▶

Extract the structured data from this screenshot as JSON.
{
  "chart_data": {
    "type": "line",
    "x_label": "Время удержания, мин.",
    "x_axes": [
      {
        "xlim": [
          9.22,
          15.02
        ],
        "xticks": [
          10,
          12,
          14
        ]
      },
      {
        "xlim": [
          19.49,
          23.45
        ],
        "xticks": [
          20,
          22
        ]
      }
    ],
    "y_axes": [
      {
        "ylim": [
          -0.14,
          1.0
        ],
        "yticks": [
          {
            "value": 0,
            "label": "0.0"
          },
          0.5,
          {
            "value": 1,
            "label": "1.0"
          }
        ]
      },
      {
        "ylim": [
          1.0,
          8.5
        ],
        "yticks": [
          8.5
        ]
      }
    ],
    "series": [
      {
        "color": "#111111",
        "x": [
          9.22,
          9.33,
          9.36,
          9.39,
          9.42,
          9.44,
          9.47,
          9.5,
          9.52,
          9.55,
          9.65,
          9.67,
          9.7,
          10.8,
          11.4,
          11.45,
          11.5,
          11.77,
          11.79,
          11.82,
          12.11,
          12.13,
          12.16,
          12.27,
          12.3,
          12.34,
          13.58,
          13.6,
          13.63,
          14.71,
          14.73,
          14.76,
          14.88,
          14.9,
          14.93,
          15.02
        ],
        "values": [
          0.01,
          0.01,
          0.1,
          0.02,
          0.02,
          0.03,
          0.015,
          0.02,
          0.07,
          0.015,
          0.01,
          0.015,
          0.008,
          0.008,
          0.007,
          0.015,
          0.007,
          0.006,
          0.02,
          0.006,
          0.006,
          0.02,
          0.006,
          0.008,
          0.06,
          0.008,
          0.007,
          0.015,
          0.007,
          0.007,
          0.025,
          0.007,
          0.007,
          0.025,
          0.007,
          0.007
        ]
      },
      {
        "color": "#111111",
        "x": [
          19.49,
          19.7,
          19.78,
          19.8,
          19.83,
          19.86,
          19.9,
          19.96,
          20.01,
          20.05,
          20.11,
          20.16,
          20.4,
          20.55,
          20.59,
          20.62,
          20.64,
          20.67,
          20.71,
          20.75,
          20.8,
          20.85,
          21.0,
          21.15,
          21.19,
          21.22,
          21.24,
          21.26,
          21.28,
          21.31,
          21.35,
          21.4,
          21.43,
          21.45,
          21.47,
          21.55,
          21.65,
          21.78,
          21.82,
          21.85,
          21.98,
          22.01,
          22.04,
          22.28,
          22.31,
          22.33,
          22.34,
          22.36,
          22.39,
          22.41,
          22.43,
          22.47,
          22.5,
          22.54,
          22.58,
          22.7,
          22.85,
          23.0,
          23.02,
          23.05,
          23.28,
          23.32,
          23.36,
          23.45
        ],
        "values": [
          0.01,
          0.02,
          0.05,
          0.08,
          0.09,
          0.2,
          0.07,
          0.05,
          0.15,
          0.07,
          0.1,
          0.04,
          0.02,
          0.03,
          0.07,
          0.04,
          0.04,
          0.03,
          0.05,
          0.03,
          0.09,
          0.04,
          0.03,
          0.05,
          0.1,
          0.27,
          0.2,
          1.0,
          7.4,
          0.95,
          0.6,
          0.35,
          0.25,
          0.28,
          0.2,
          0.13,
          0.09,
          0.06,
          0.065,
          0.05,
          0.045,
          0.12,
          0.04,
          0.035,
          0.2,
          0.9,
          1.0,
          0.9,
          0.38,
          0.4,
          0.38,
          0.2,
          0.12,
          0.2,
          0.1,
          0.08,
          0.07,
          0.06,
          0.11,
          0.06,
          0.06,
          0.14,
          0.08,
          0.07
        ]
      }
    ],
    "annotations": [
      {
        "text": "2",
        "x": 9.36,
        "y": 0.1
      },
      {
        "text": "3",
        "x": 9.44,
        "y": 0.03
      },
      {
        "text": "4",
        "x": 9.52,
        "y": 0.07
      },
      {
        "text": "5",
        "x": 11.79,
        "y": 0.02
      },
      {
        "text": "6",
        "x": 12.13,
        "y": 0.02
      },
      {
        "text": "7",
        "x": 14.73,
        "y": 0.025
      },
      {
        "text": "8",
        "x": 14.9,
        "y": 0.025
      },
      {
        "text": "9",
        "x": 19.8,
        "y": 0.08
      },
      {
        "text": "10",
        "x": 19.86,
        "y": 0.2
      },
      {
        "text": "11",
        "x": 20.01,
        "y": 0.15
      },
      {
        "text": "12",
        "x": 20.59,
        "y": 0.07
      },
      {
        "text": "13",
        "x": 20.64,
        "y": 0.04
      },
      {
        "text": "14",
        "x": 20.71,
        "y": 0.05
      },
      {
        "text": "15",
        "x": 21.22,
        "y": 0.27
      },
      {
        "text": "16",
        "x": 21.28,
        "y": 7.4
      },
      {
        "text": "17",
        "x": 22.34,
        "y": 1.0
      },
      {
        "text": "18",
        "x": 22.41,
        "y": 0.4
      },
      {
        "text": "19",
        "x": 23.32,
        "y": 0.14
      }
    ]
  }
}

◀

WHAT YOU ARE ASKED TO DO: Each line above must be reproduced exactly as it stands.

RESULT FOR THIS TASK:
Extract the structured data from this screenshot as JSON.
{
  "chart_data": {
    "type": "line",
    "x_label": "Время удержания, мин.",
    "x_axes": [
      {
        "xlim": [
          9.22,
          15.02
        ],
        "xticks": [
          10,
          12,
          14
        ]
      },
      {
        "xlim": [
          19.49,
          23.45
        ],
        "xticks": [
          20,
          22
        ]
      }
    ],
    "y_axes": [
      {
        "ylim": [
          -0.14,
          1.0
        ],
        "yticks": [
          {
            "value": 0,
            "label": "0.0"
          },
          0.5,
          {
            "value": 1,
            "label": "1.0"
          }
        ]
      },
      {
        "ylim": [
          1.0,
          8.5
        ],
        "yticks": [
          8.5
        ]
      }
    ],
    "series": [
      {
        "color": "#111111",
        "x": [
          9.22,
          9.33,
          9.36,
          9.39,
          9.42,
          9.44,
          9.47,
          9.5,
          9.52,
          9.55,
          9.65,
          9.67,
          9.7,
          10.8,
          11.4,
          11.45,
          11.5,
          11.77,
          11.79,
          11.82,
          12.11,
          12.13,
          12.16,
          12.27,
          12.3,
          12.34,
          13.58,
          13.6,
          13.63,
          14.71,
          14.73,
          14.76,
          14.88,
          14.9,
          14.93,
          15.02
        ],
        "values": [
          0.01,
          0.01,
          0.1,
          0.02,
          0.02,
          0.03,
          0.015,
          0.02,
          0.07,
          0.015,
          0.01,
          0.015,
          0.008,
          0.008,
          0.007,
          0.015,
          0.007,
          0.006,
          0.02,
          0.006,
          0.006,
          0.02,
          0.006,
          0.008,
          0.06,
          0.008,
          0.007,
          0.015,
          0.007,
          0.007,
          0.025,
          0.007,
          0.007,
          0.025,
          0.007,
          0.007
        ]
      },
      {
        "color": "#111111",
        "x": [
          19.49,
          19.7,
          19.78,
          19.8,
          19.83,
          19.86,
          19.9,
          19.96,
          20.01,
          20.05,
          20.11,
          20.16,
          20.4,
          20.55,
          20.59,
          20.62,
          20.64,
          20.67,
          20.71,
          20.75,
          20.8,
          20.85,
          21.0,
          21.15,
          21.19,
          21.22,
          21.24,
          21.26,
          21.28,
          21.31,
          21.35,
          21.4,
          21.43,
          21.45,
          21.47,
          21.55,
          21.65,
          21.78,
          21.82,
          21.85,
          21.98,
          22.01,
          22.04,
          22.28,
          22.31,
          22.33,
          22.34,
          22.36,
          22.39,
          22.41,
          22.43,
          22.47,
          22.5,
          22.54,
          22.58,
          22.7,
          22.85,
          23.0,
          23.02,
          23.05,
          23.28,
          23.32,
          23.36,
          23.45
        ],
        "values": [
          0.01,
          0.02,
          0.05,
          0.08,
          0.09,
          0.2,
          0.07,
          0.05,
          0.15,
          0.07,
          0.1,
          0.04,
          0.02,
          0.03,
          0.07,
          0.04,
          0.04,
          0.03,
          0.05,
          0.03,
          0.09,
          0.04,
          0.03,
          0.05,
          0.1,
          0.27,
          0.2,
          1.0,
          7.4,
          0.95,
          0.6,
          0.35,
          0.25,
          0.28,
          0.2,
          0.13,
          0.09,
          0.06,
          0.065,
          0.05,
          0.045,
          0.12,
          0.04,
          0.035,
          0.2,
          0.9,
          1.0,
          0.9,
          0.38,
          0.4,
          0.38,
          0.2,
          0.12,
          0.2,
          0.1,
          0.08,
          0.07,
          0.06,
          0.11,
          0.06,
          0.06,
          0.14,
          0.08,
          0.07
        ]
      }
    ],
    "annotations": [
      {
        "text": "2",
        "x": 9.36,
        "y": 0.1
      },
      {
        "text": "3",
        "x": 9.44,
        "y": 0.03
      },
      {
        "text": "4",
        "x": 9.52,
        "y": 0.07
      },
      {
        "text": "5",
        "x": 11.79,
        "y": 0.02
      },
      {
        "text": "6",
        "x": 12.13,
        "y": 0.02
      },
      {
        "text": "7",
        "x": 14.73,
        "y": 0.025
      },
      {
        "text": "8",
        "x": 14.9,
        "y": 0.025
      },
      {
        "text": "9",
        "x": 19.8,
        "y": 0.08
      },
      {
        "text": "10",
        "x": 19.86,
        "y": 0.2
      },
      {
        "text": "11",
        "x": 20.01,
        "y": 0.15
      },
      {
        "text": "12",
        "x": 20.59,
        "y": 0.07
      },
      {
        "text": "13",
        "x": 20.64,
        "y": 0.04
      },
      {
        "text": "14",
        "x": 20.71,
        "y": 0.05
      },
      {
        "text": "15",
        "x": 21.22,
        "y": 0.27
      },
      {
        "text": "16",
        "x": 21.28,
        "y": 7.4
      },
      {
        "text": "17",
        "x": 22.34,
        "y": 1.0
      },
      {
        "text": "18",
        "x": 22.41,
        "y": 0.4
      },
      {
        "text": "19",
        "x": 23.32,
        "y": 0.14
      }
    ]
  }
}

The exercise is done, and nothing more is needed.